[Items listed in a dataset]
(begin)
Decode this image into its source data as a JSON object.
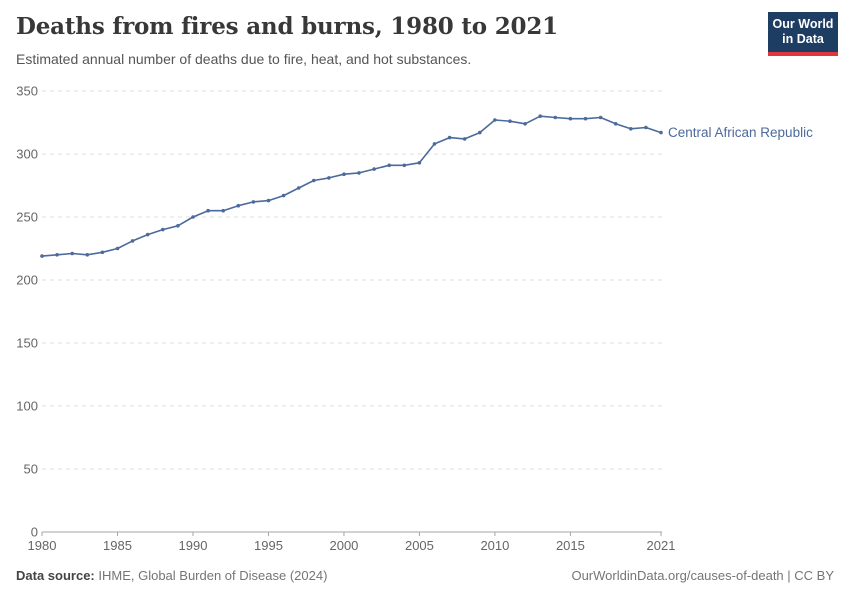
{
  "header": {
    "title": "Deaths from fires and burns, 1980 to 2021",
    "subtitle": "Estimated annual number of deaths due to fire, heat, and hot substances."
  },
  "logo": {
    "line1": "Our World",
    "line2": "in Data",
    "bg_color": "#1d3d63",
    "accent_color": "#e0363d"
  },
  "chart_data": {
    "type": "line",
    "title": "Deaths from fires and burns, 1980 to 2021",
    "subtitle": "Estimated annual number of deaths due to fire, heat, and hot substances.",
    "xlabel": "",
    "ylabel": "",
    "ylim": [
      0,
      350
    ],
    "yticks": [
      0,
      50,
      100,
      150,
      200,
      250,
      300,
      350
    ],
    "xtick_labels": [
      1980,
      1985,
      1990,
      1995,
      2000,
      2005,
      2010,
      2015,
      2021
    ],
    "grid": true,
    "legend": "inline-end-of-line-label",
    "x": [
      1980,
      1981,
      1982,
      1983,
      1984,
      1985,
      1986,
      1987,
      1988,
      1989,
      1990,
      1991,
      1992,
      1993,
      1994,
      1995,
      1996,
      1997,
      1998,
      1999,
      2000,
      2001,
      2002,
      2003,
      2004,
      2005,
      2006,
      2007,
      2008,
      2009,
      2010,
      2011,
      2012,
      2013,
      2014,
      2015,
      2016,
      2017,
      2018,
      2019,
      2020,
      2021
    ],
    "series": [
      {
        "name": "Central African Republic",
        "color": "#4C6A9C",
        "values": [
          219,
          220,
          221,
          220,
          222,
          225,
          231,
          236,
          240,
          243,
          250,
          255,
          255,
          259,
          262,
          263,
          267,
          273,
          279,
          281,
          284,
          285,
          288,
          291,
          291,
          293,
          308,
          313,
          312,
          317,
          327,
          326,
          324,
          330,
          329,
          328,
          328,
          329,
          324,
          320,
          321,
          317
        ]
      }
    ]
  },
  "footer": {
    "source_label": "Data source:",
    "source_text": " IHME, Global Burden of Disease (2024)",
    "credit": "OurWorldinData.org/causes-of-death | CC BY"
  }
}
(end)
- EXERCISE DETAILS -
Each line above that holds the string "substances" should be copied and shown.

- TASK SOLUTION -
    "subtitle": "Estimated annual number of deaths due to fire, heat, and hot substances."
    "subtitle": "Estimated annual number of deaths due to fire, heat, and hot substances.",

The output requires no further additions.